● Task instructions:
Return the whole listing, keeping every character the same.

● Collected data:
** Begin **
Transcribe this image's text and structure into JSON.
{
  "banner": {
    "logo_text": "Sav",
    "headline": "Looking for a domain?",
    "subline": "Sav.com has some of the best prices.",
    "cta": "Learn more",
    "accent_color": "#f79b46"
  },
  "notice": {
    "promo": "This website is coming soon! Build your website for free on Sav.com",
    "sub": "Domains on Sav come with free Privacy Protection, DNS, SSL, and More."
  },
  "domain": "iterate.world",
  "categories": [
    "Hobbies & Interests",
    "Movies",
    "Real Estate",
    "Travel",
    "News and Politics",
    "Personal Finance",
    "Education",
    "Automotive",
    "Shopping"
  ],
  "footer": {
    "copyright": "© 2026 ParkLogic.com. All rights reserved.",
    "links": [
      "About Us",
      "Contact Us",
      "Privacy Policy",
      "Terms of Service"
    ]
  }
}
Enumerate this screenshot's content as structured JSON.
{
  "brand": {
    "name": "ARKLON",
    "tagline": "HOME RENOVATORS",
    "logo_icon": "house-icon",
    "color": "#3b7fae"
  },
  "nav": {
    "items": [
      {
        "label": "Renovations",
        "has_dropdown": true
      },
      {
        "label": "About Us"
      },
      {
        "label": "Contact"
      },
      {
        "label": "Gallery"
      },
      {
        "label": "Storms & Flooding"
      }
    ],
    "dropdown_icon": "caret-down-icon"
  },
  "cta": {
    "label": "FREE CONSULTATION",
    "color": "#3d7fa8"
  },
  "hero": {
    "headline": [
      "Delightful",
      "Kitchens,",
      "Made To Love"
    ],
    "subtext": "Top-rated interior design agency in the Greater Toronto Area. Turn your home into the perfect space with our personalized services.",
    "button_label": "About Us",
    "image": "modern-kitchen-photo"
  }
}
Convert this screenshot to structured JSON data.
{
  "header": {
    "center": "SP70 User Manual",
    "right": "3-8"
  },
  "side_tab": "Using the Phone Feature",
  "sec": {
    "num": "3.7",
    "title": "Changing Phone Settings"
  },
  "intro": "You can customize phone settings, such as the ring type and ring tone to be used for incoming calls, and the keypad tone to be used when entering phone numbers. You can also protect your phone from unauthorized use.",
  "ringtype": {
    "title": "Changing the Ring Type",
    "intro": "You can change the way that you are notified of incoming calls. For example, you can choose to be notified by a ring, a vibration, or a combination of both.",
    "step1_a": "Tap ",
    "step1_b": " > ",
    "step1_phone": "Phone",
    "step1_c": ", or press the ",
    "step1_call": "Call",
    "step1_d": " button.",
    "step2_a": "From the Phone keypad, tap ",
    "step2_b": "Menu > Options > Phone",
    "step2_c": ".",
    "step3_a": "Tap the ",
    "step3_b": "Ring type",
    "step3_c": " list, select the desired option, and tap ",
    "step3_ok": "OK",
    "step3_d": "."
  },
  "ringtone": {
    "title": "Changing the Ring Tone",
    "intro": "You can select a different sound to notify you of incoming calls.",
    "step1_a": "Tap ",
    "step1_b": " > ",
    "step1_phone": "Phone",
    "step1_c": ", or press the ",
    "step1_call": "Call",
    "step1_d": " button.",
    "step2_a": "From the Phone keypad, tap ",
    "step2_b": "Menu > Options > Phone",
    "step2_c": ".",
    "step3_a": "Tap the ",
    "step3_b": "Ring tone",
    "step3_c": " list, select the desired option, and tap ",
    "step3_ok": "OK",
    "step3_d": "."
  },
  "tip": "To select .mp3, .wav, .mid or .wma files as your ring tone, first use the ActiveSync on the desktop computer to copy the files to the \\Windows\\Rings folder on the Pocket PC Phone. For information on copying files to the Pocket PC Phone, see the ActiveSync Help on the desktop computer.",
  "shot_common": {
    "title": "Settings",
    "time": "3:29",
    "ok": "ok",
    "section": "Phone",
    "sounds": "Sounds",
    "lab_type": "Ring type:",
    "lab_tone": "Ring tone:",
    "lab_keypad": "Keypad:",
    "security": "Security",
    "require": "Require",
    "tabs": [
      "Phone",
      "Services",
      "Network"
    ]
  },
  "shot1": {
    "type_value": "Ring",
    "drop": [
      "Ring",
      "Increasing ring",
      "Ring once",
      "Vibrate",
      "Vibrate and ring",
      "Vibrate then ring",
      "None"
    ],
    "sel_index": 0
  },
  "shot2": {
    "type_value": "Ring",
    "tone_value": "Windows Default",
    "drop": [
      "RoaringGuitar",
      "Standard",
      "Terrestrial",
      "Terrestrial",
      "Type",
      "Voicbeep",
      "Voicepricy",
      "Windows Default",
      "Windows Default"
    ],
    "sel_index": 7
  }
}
** End **
● Problem solution:
Transcribe this image's text and structure into JSON.
{
  "banner": {
    "logo_text": "Sav",
    "headline": "Looking for a domain?",
    "subline": "Sav.com has some of the best prices.",
    "cta": "Learn more",
    "accent_color": "#f79b46"
  },
  "notice": {
    "promo": "This website is coming soon! Build your website for free on Sav.com",
    "sub": "Domains on Sav come with free Privacy Protection, DNS, SSL, and More."
  },
  "domain": "iterate.world",
  "categories": [
    "Hobbies & Interests",
    "Movies",
    "Real Estate",
    "Travel",
    "News and Politics",
    "Personal Finance",
    "Education",
    "Automotive",
    "Shopping"
  ],
  "footer": {
    "copyright": "© 2026 ParkLogic.com. All rights reserved.",
    "links": [
      "About Us",
      "Contact Us",
      "Privacy Policy",
      "Terms of Service"
    ]
  }
}
Enumerate this screenshot's content as structured JSON.
{
  "brand": {
    "name": "ARKLON",
    "tagline": "HOME RENOVATORS",
    "logo_icon": "house-icon",
    "color": "#3b7fae"
  },
  "nav": {
    "items": [
      {
        "label": "Renovations",
        "has_dropdown": true
      },
      {
        "label": "About Us"
      },
      {
        "label": "Contact"
      },
      {
        "label": "Gallery"
      },
      {
        "label": "Storms & Flooding"
      }
    ],
    "dropdown_icon": "caret-down-icon"
  },
  "cta": {
    "label": "FREE CONSULTATION",
    "color": "#3d7fa8"
  },
  "hero": {
    "headline": [
      "Delightful",
      "Kitchens,",
      "Made To Love"
    ],
    "subtext": "Top-rated interior design agency in the Greater Toronto Area. Turn your home into the perfect space with our personalized services.",
    "button_label": "About Us",
    "image": "modern-kitchen-photo"
  }
}
Convert this screenshot to structured JSON data.
{
  "header": {
    "center": "SP70 User Manual",
    "right": "3-8"
  },
  "side_tab": "Using the Phone Feature",
  "sec": {
    "num": "3.7",
    "title": "Changing Phone Settings"
  },
  "intro": "You can customize phone settings, such as the ring type and ring tone to be used for incoming calls, and the keypad tone to be used when entering phone numbers. You can also protect your phone from unauthorized use.",
  "ringtype": {
    "title": "Changing the Ring Type",
    "intro": "You can change the way that you are notified of incoming calls. For example, you can choose to be notified by a ring, a vibration, or a combination of both.",
    "step1_a": "Tap ",
    "step1_b": " > ",
    "step1_phone": "Phone",
    "step1_c": ", or press the ",
    "step1_call": "Call",
    "step1_d": " button.",
    "step2_a": "From the Phone keypad, tap ",
    "step2_b": "Menu > Options > Phone",
    "step2_c": ".",
    "step3_a": "Tap the ",
    "step3_b": "Ring type",
    "step3_c": " list, select the desired option, and tap ",
    "step3_ok": "OK",
    "step3_d": "."
  },
  "ringtone": {
    "title": "Changing the Ring Tone",
    "intro": "You can select a different sound to notify you of incoming calls.",
    "step1_a": "Tap ",
    "step1_b": " > ",
    "step1_phone": "Phone",
    "step1_c": ", or press the ",
    "step1_call": "Call",
    "step1_d": " button.",
    "step2_a": "From the Phone keypad, tap ",
    "step2_b": "Menu > Options > Phone",
    "step2_c": ".",
    "step3_a": "Tap the ",
    "step3_b": "Ring tone",
    "step3_c": " list, select the desired option, and tap ",
    "step3_ok": "OK",
    "step3_d": "."
  },
  "tip": "To select .mp3, .wav, .mid or .wma files as your ring tone, first use the ActiveSync on the desktop computer to copy the files to the \\Windows\\Rings folder on the Pocket PC Phone. For information on copying files to the Pocket PC Phone, see the ActiveSync Help on the desktop computer.",
  "shot_common": {
    "title": "Settings",
    "time": "3:29",
    "ok": "ok",
    "section": "Phone",
    "sounds": "Sounds",
    "lab_type": "Ring type:",
    "lab_tone": "Ring tone:",
    "lab_keypad": "Keypad:",
    "security": "Security",
    "require": "Require",
    "tabs": [
      "Phone",
      "Services",
      "Network"
    ]
  },
  "shot1": {
    "type_value": "Ring",
    "drop": [
      "Ring",
      "Increasing ring",
      "Ring once",
      "Vibrate",
      "Vibrate and ring",
      "Vibrate then ring",
      "None"
    ],
    "sel_index": 0
  },
  "shot2": {
    "type_value": "Ring",
    "tone_value": "Windows Default",
    "drop": [
      "RoaringGuitar",
      "Standard",
      "Terrestrial",
      "Terrestrial",
      "Type",
      "Voicbeep",
      "Voicepricy",
      "Windows Default",
      "Windows Default"
    ],
    "sel_index": 7
  }
}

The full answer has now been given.